Exercise directions -
Every line of the records must be repeated exactly; pictures stay out.

[Start of Given information]

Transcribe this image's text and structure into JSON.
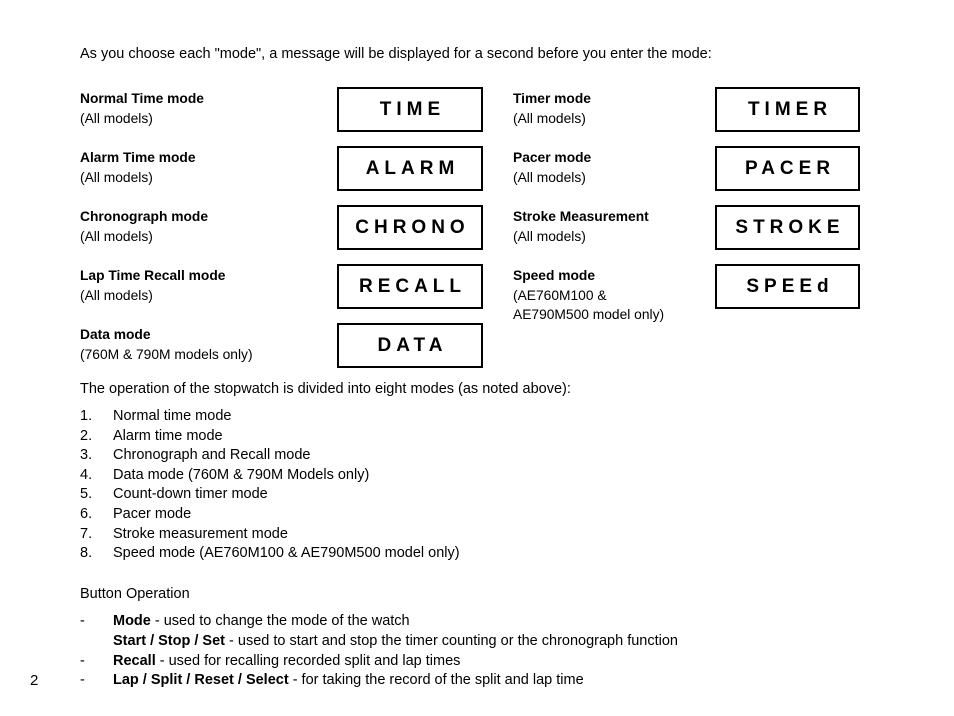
{
  "intro": {
    "text": "As you choose each \"mode\", a message will be displayed for a second before you enter the mode:"
  },
  "modes": {
    "left": [
      {
        "title": "Normal Time mode",
        "sub": "(All models)",
        "display": "TIME"
      },
      {
        "title": "Alarm Time mode",
        "sub": "(All models)",
        "display": "ALARM"
      },
      {
        "title": "Chronograph mode",
        "sub": "(All models)",
        "display": "CHRONO"
      },
      {
        "title": "Lap Time Recall mode",
        "sub": "(All models)",
        "display": "RECALL"
      },
      {
        "title": "Data mode",
        "sub": "(760M & 790M models only)",
        "display": "DATA"
      }
    ],
    "right": [
      {
        "title": "Timer mode",
        "sub": "(All models)",
        "display": "TIMER"
      },
      {
        "title": "Pacer mode",
        "sub": "(All models)",
        "display": "PACER"
      },
      {
        "title": "Stroke Measurement",
        "sub": "(All models)",
        "display": "STROKE"
      },
      {
        "title": "Speed mode",
        "sub": "(AE760M100 &",
        "sub2": "AE790M500 model only)",
        "display": "SPEEd"
      }
    ]
  },
  "divided_note": {
    "text": "The operation of the stopwatch is divided into eight modes (as noted above):"
  },
  "mode_list": [
    {
      "marker": "1.",
      "text": "Normal time mode"
    },
    {
      "marker": "2.",
      "text": "Alarm time mode"
    },
    {
      "marker": "3.",
      "text": "Chronograph and Recall mode"
    },
    {
      "marker": "4.",
      "text": "Data mode (760M & 790M Models only)"
    },
    {
      "marker": "5.",
      "text": "Count-down timer mode"
    },
    {
      "marker": "6.",
      "text": "Pacer mode"
    },
    {
      "marker": "7.",
      "text": "Stroke measurement mode"
    },
    {
      "marker": "8.",
      "text": "Speed mode (AE760M100 & AE790M500 model only)"
    }
  ],
  "button_operation": {
    "heading": "Button Operation",
    "items": [
      {
        "dash": "-",
        "name": "Mode",
        "desc": " - used to change the mode of the watch"
      },
      {
        "dash": "",
        "name": "Start / Stop / Set",
        "desc": " - used to start and stop the timer counting or the chronograph function"
      },
      {
        "dash": "-",
        "name": "Recall",
        "desc": " - used for recalling recorded split and lap times"
      },
      {
        "dash": "-",
        "name": "Lap / Split / Reset / Select",
        "desc": " - for taking the record of the split and lap time"
      }
    ]
  },
  "page_number": "2",
  "colors": {
    "text": "#000000",
    "background": "#ffffff",
    "box_border": "#000000"
  }
}
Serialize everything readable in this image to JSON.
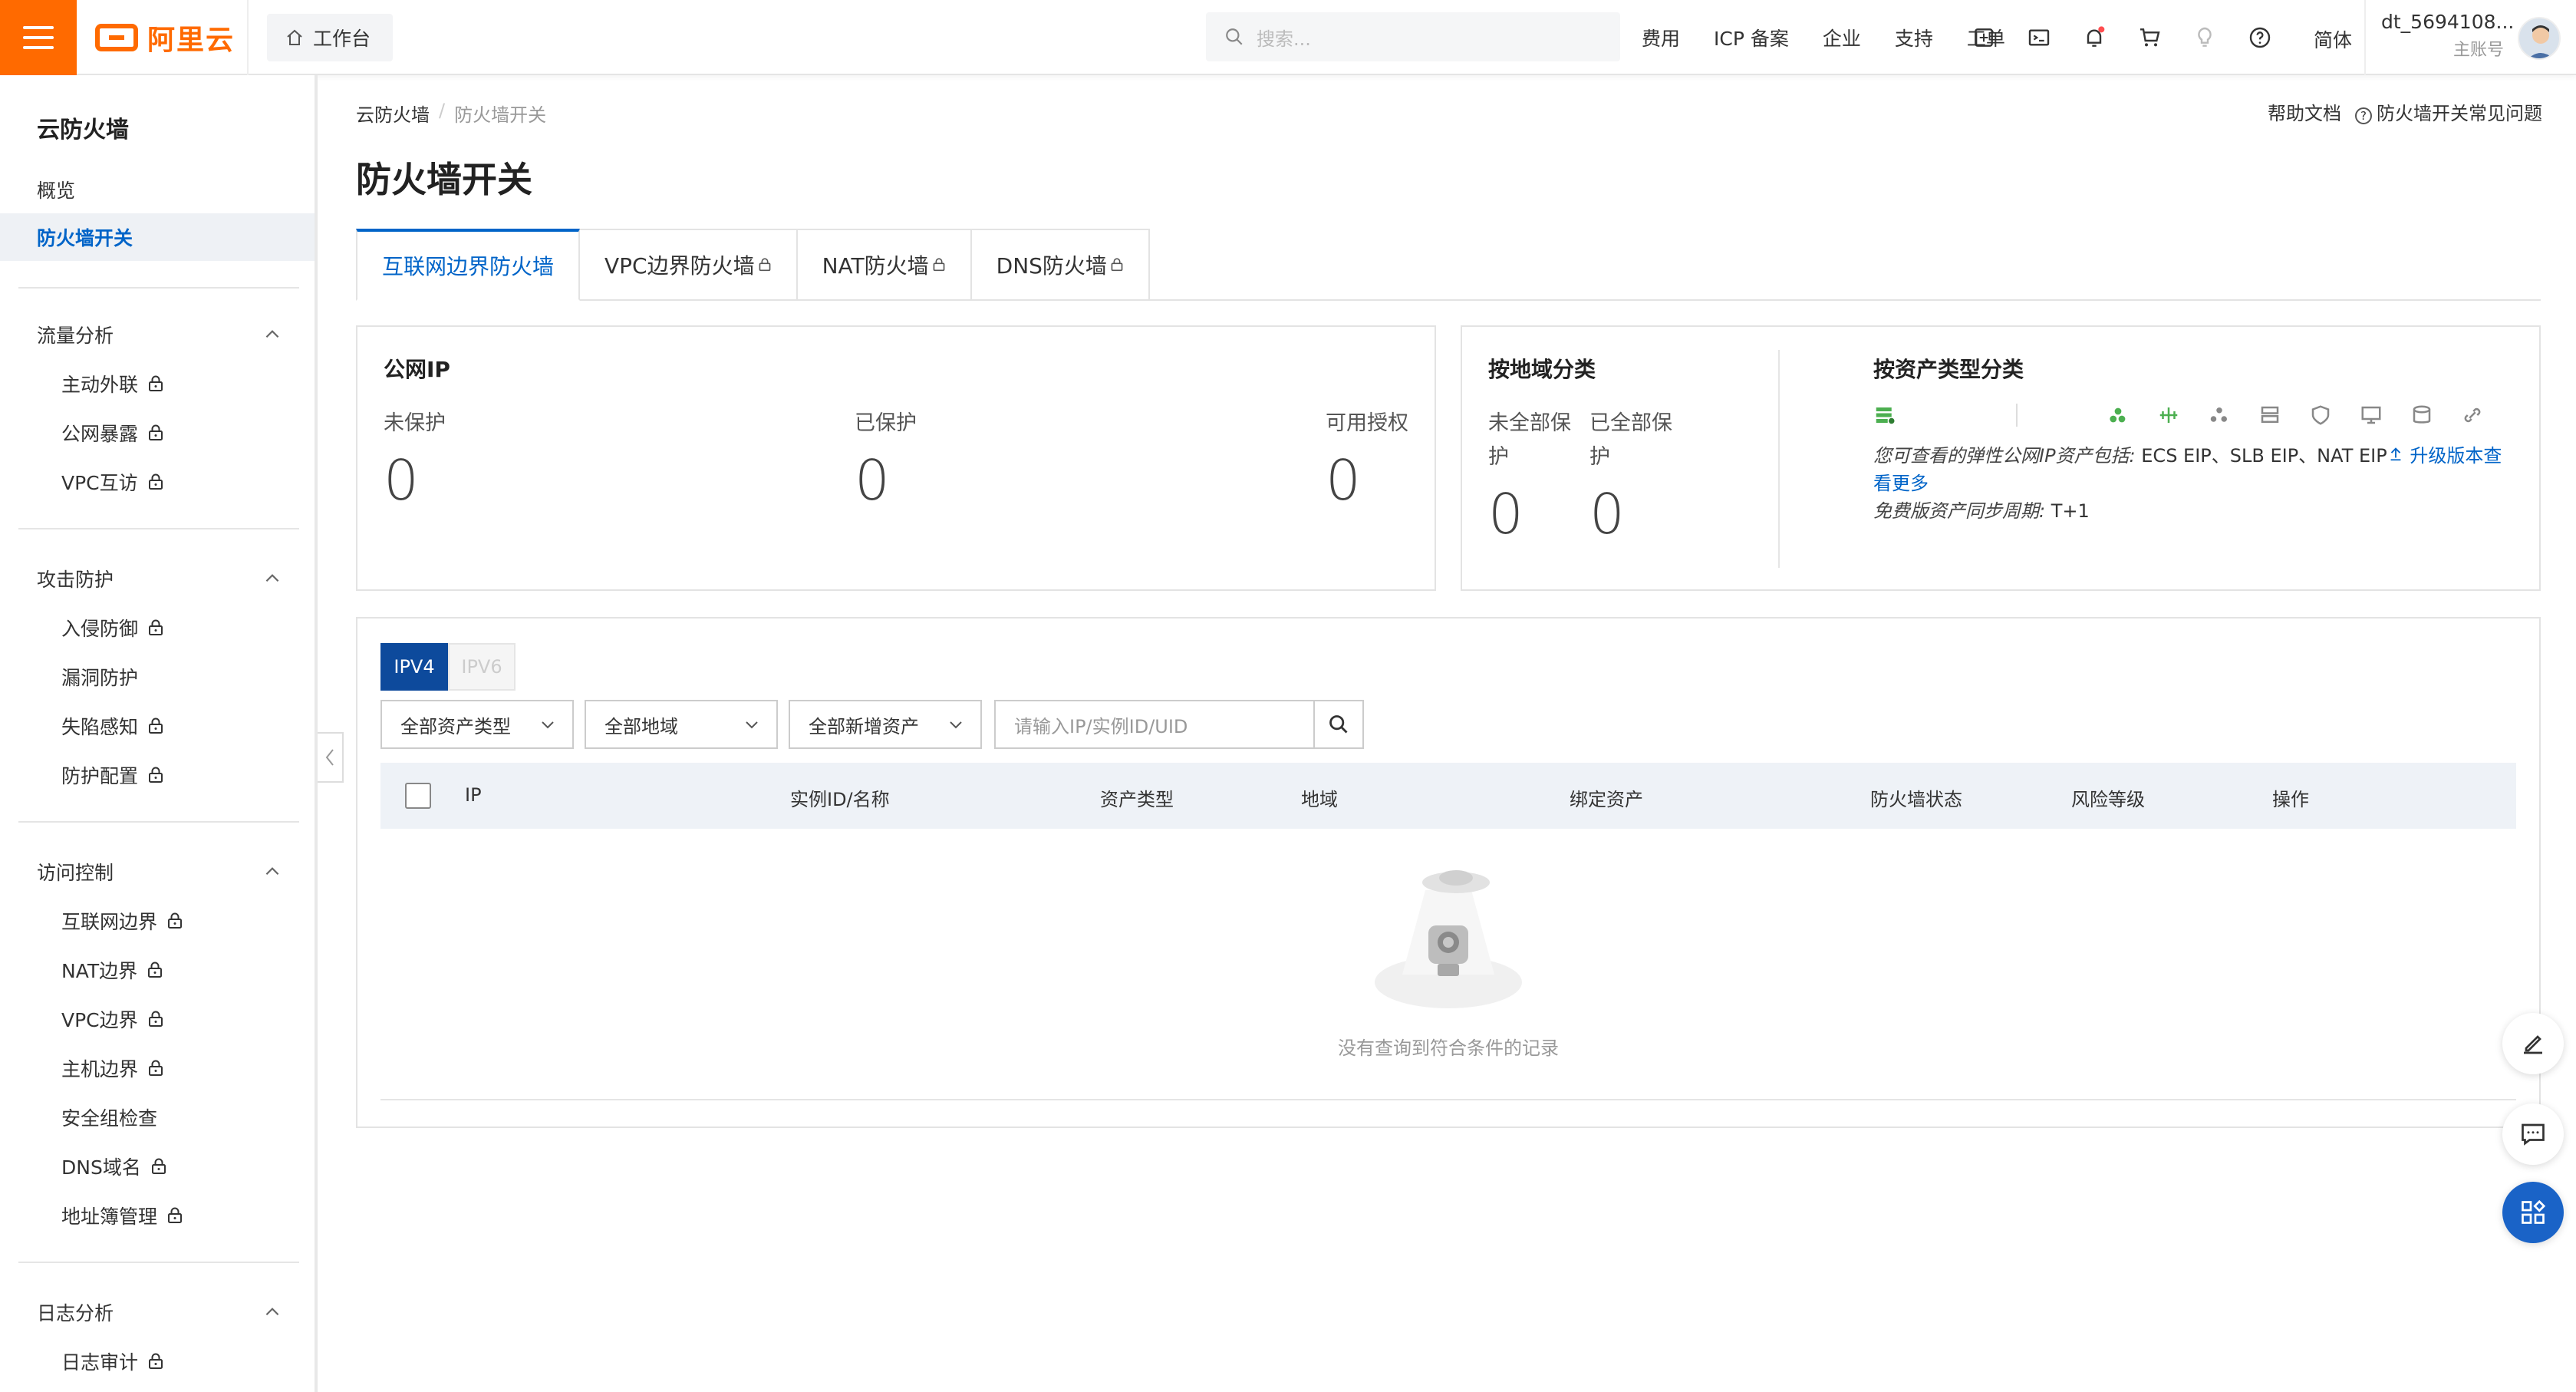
{
  "topbar": {
    "logo_text": "阿里云",
    "workbench": "工作台",
    "search_placeholder": "搜索...",
    "links": [
      "费用",
      "ICP 备案",
      "企业",
      "支持",
      "工单"
    ],
    "lang": "简体",
    "user_name": "dt_5694108...",
    "user_role": "主账号",
    "brand_color": "#ff6a00"
  },
  "sidebar": {
    "title": "云防火墙",
    "items": [
      {
        "label": "概览"
      },
      {
        "label": "防火墙开关"
      }
    ],
    "groups": [
      {
        "label": "流量分析",
        "subs": [
          "主动外联",
          "公网暴露",
          "VPC互访"
        ]
      },
      {
        "label": "攻击防护",
        "subs": [
          "入侵防御",
          "漏洞防护",
          "失陷感知",
          "防护配置"
        ]
      },
      {
        "label": "访问控制",
        "subs": [
          "互联网边界",
          "NAT边界",
          "VPC边界",
          "主机边界",
          "安全组检查",
          "DNS域名",
          "地址簿管理"
        ]
      },
      {
        "label": "日志分析",
        "subs": [
          "日志审计"
        ]
      }
    ]
  },
  "breadcrumb": {
    "root": "云防火墙",
    "current": "防火墙开关"
  },
  "help": {
    "docs": "帮助文档",
    "faq": "防火墙开关常见问题"
  },
  "page_title": "防火墙开关",
  "tabs": [
    "互联网边界防火墙",
    "VPC边界防火墙",
    "NAT防火墙",
    "DNS防火墙"
  ],
  "public_ip_card": {
    "title": "公网IP",
    "stats": [
      {
        "label": "未保护",
        "value": "0"
      },
      {
        "label": "已保护",
        "value": "0"
      },
      {
        "label": "可用授权",
        "value": "0"
      }
    ]
  },
  "region_card": {
    "title": "按地域分类",
    "stats": [
      {
        "label_line1": "未全部保",
        "label_line2": "护",
        "value": "0"
      },
      {
        "label_line1": "已全部保",
        "label_line2": "护",
        "value": "0"
      }
    ]
  },
  "asset_card": {
    "title": "按资产类型分类",
    "note_prefix": "您可查看的弹性公网IP资产包括:",
    "note_assets": " ECS EIP、SLB EIP、NAT EIP",
    "upgrade_link": "升级版本查",
    "see_more": "看更多",
    "sync_label": "免费版资产同步周期:",
    "sync_value": " T+1"
  },
  "filters": {
    "ipv4": "IPV4",
    "ipv6": "IPV6",
    "asset_type": "全部资产类型",
    "region": "全部地域",
    "new_asset": "全部新增资产",
    "search_placeholder": "请输入IP/实例ID/UID"
  },
  "table": {
    "columns": [
      "IP",
      "实例ID/名称",
      "资产类型",
      "地域",
      "绑定资产",
      "防火墙状态",
      "风险等级",
      "操作"
    ],
    "empty_text": "没有查询到符合条件的记录"
  }
}
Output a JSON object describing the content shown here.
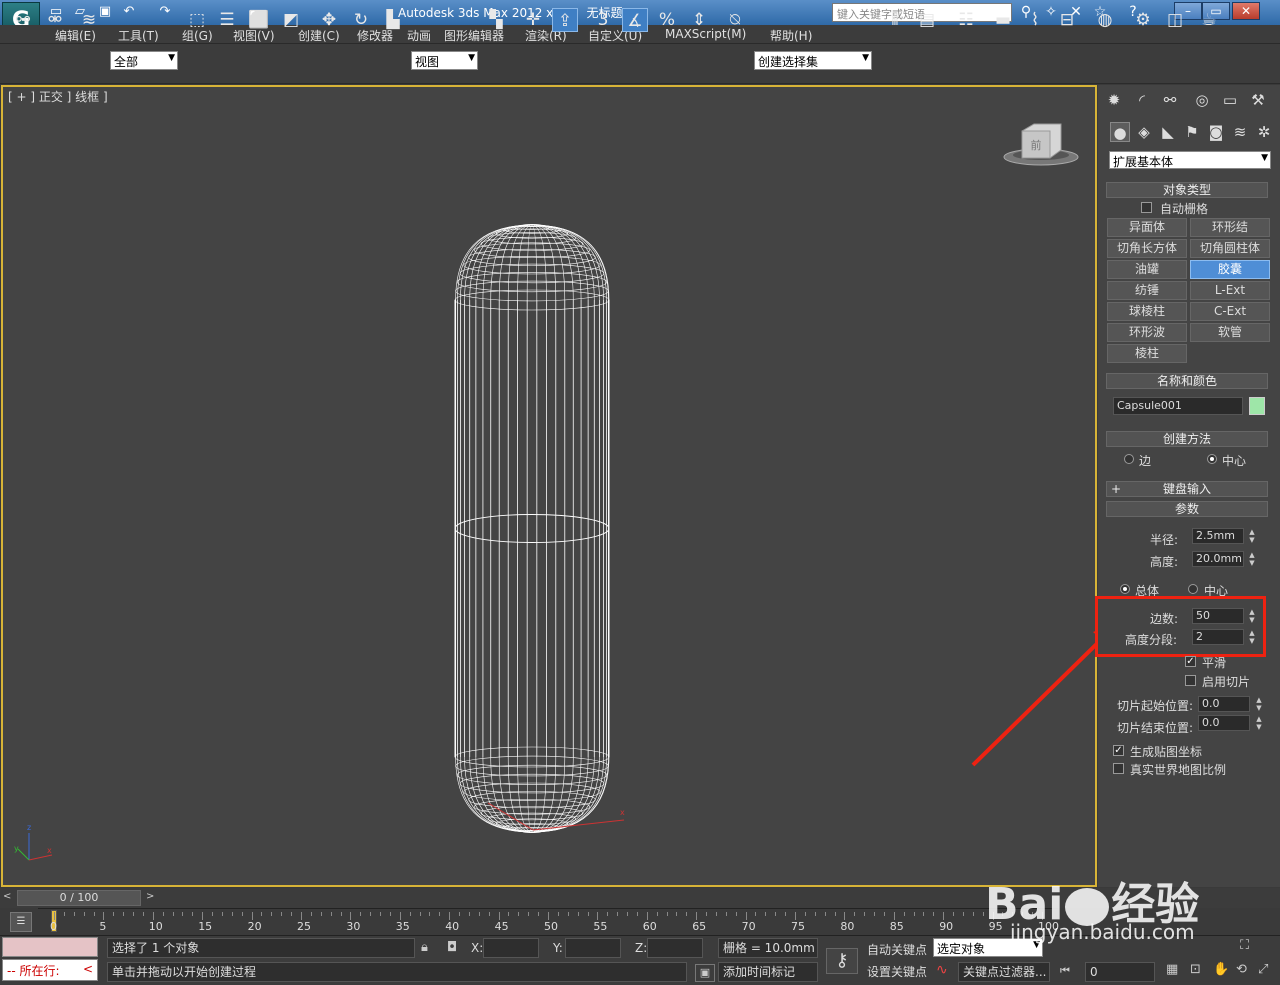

[End of Given information]

Task answer -
Transcribe this image's text and structure into JSON.
{
  "intro": {
    "text": "As you choose each \"mode\", a message will be displayed for a second before you enter the mode:"
  },
  "modes": {
    "left": [
      {
        "title": "Normal Time mode",
        "sub": "(All models)",
        "display": "TIME"
      },
      {
        "title": "Alarm Time mode",
        "sub": "(All models)",
        "display": "ALARM"
      },
      {
        "title": "Chronograph mode",
        "sub": "(All models)",
        "display": "CHRONO"
      },
      {
        "title": "Lap Time Recall mode",
        "sub": "(All models)",
        "display": "RECALL"
      },
      {
        "title": "Data mode",
        "sub": "(760M & 790M models only)",
        "display": "DATA"
      }
    ],
    "right": [
      {
        "title": "Timer mode",
        "sub": "(All models)",
        "display": "TIMER"
      },
      {
        "title": "Pacer mode",
        "sub": "(All models)",
        "display": "PACER"
      },
      {
        "title": "Stroke Measurement",
        "sub": "(All models)",
        "display": "STROKE"
      },
      {
        "title": "Speed mode",
        "sub": "(AE760M100 &",
        "sub2": "AE790M500 model only)",
        "display": "SPEEd"
      }
    ]
  },
  "divided_note": {
    "text": "The operation of the stopwatch is divided into eight modes (as noted above):"
  },
  "mode_list": [
    {
      "marker": "1.",
      "text": "Normal time mode"
    },
    {
      "marker": "2.",
      "text": "Alarm time mode"
    },
    {
      "marker": "3.",
      "text": "Chronograph and Recall mode"
    },
    {
      "marker": "4.",
      "text": "Data mode (760M & 790M Models only)"
    },
    {
      "marker": "5.",
      "text": "Count-down timer mode"
    },
    {
      "marker": "6.",
      "text": "Pacer mode"
    },
    {
      "marker": "7.",
      "text": "Stroke measurement mode"
    },
    {
      "marker": "8.",
      "text": "Speed mode (AE760M100 & AE790M500 model only)"
    }
  ],
  "button_operation": {
    "heading": "Button Operation",
    "items": [
      {
        "dash": "-",
        "name": "Mode",
        "desc": " - used to change the mode of the watch"
      },
      {
        "dash": "",
        "name": "Start / Stop / Set",
        "desc": " - used to start and stop the timer counting or the chronograph function"
      },
      {
        "dash": "-",
        "name": "Recall",
        "desc": " - used for recalling recorded split and lap times"
      },
      {
        "dash": "-",
        "name": "Lap / Split / Reset / Select",
        "desc": " - for taking the record of the split and lap time"
      }
    ]
  },
  "page_number": "2",
  "colors": {
    "text": "#000000",
    "background": "#ffffff",
    "box_border": "#000000"
  }
}
Serialize everything readable in this image to JSON.
{
  "topbar": {
    "logo_text": "阿里云",
    "workbench": "工作台",
    "search_placeholder": "搜索...",
    "links": [
      "费用",
      "ICP 备案",
      "企业",
      "支持",
      "工单"
    ],
    "lang": "简体",
    "user_name": "dt_5694108...",
    "user_role": "主账号",
    "brand_color": "#ff6a00"
  },
  "sidebar": {
    "title": "云防火墙",
    "items": [
      {
        "label": "概览"
      },
      {
        "label": "防火墙开关"
      }
    ],
    "groups": [
      {
        "label": "流量分析",
        "subs": [
          "主动外联",
          "公网暴露",
          "VPC互访"
        ]
      },
      {
        "label": "攻击防护",
        "subs": [
          "入侵防御",
          "漏洞防护",
          "失陷感知",
          "防护配置"
        ]
      },
      {
        "label": "访问控制",
        "subs": [
          "互联网边界",
          "NAT边界",
          "VPC边界",
          "主机边界",
          "安全组检查",
          "DNS域名",
          "地址簿管理"
        ]
      },
      {
        "label": "日志分析",
        "subs": [
          "日志审计"
        ]
      }
    ]
  },
  "breadcrumb": {
    "root": "云防火墙",
    "current": "防火墙开关"
  },
  "help": {
    "docs": "帮助文档",
    "faq": "防火墙开关常见问题"
  },
  "page_title": "防火墙开关",
  "tabs": [
    "互联网边界防火墙",
    "VPC边界防火墙",
    "NAT防火墙",
    "DNS防火墙"
  ],
  "public_ip_card": {
    "title": "公网IP",
    "stats": [
      {
        "label": "未保护",
        "value": "0"
      },
      {
        "label": "已保护",
        "value": "0"
      },
      {
        "label": "可用授权",
        "value": "0"
      }
    ]
  },
  "region_card": {
    "title": "按地域分类",
    "stats": [
      {
        "label_line1": "未全部保",
        "label_line2": "护",
        "value": "0"
      },
      {
        "label_line1": "已全部保",
        "label_line2": "护",
        "value": "0"
      }
    ]
  },
  "asset_card": {
    "title": "按资产类型分类",
    "note_prefix": "您可查看的弹性公网IP资产包括:",
    "note_assets": " ECS EIP、SLB EIP、NAT EIP",
    "upgrade_link": "升级版本查",
    "see_more": "看更多",
    "sync_label": "免费版资产同步周期:",
    "sync_value": " T+1"
  },
  "filters": {
    "ipv4": "IPV4",
    "ipv6": "IPV6",
    "asset_type": "全部资产类型",
    "region": "全部地域",
    "new_asset": "全部新增资产",
    "search_placeholder": "请输入IP/实例ID/UID"
  },
  "table": {
    "columns": [
      "IP",
      "实例ID/名称",
      "资产类型",
      "地域",
      "绑定资产",
      "防火墙状态",
      "风险等级",
      "操作"
    ],
    "empty_text": "没有查询到符合条件的记录"
  }
}
Output a JSON object describing the content shown here.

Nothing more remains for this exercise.